DATA ENTRIES:

--- begin ---

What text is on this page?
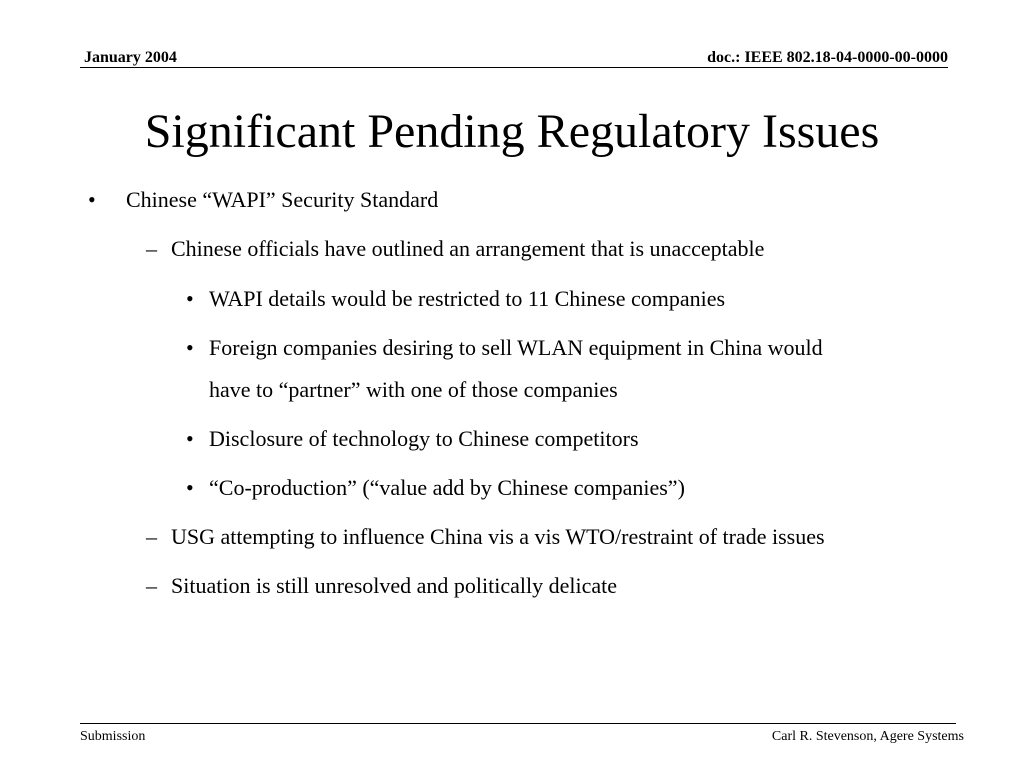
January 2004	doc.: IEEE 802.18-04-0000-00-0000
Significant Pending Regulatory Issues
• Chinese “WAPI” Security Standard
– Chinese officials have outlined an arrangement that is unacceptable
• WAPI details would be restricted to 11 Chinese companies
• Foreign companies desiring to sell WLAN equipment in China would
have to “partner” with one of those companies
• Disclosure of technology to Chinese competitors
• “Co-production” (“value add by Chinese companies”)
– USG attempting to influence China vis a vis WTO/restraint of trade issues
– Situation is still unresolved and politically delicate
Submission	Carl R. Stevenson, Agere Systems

--- end ---

WHAT THE EXERCISE ASKS:
Reproduce each record above by retyping it exactly; omit all images.

TASK OUTPUT:
What text is on this page?
January 2004	doc.: IEEE 802.18-04-0000-00-0000
Significant Pending Regulatory Issues
• Chinese “WAPI” Security Standard
– Chinese officials have outlined an arrangement that is unacceptable
• WAPI details would be restricted to 11 Chinese companies
• Foreign companies desiring to sell WLAN equipment in China would
have to “partner” with one of those companies
• Disclosure of technology to Chinese competitors
• “Co-production” (“value add by Chinese companies”)
– USG attempting to influence China vis a vis WTO/restraint of trade issues
– Situation is still unresolved and politically delicate
Submission	Carl R. Stevenson, Agere Systems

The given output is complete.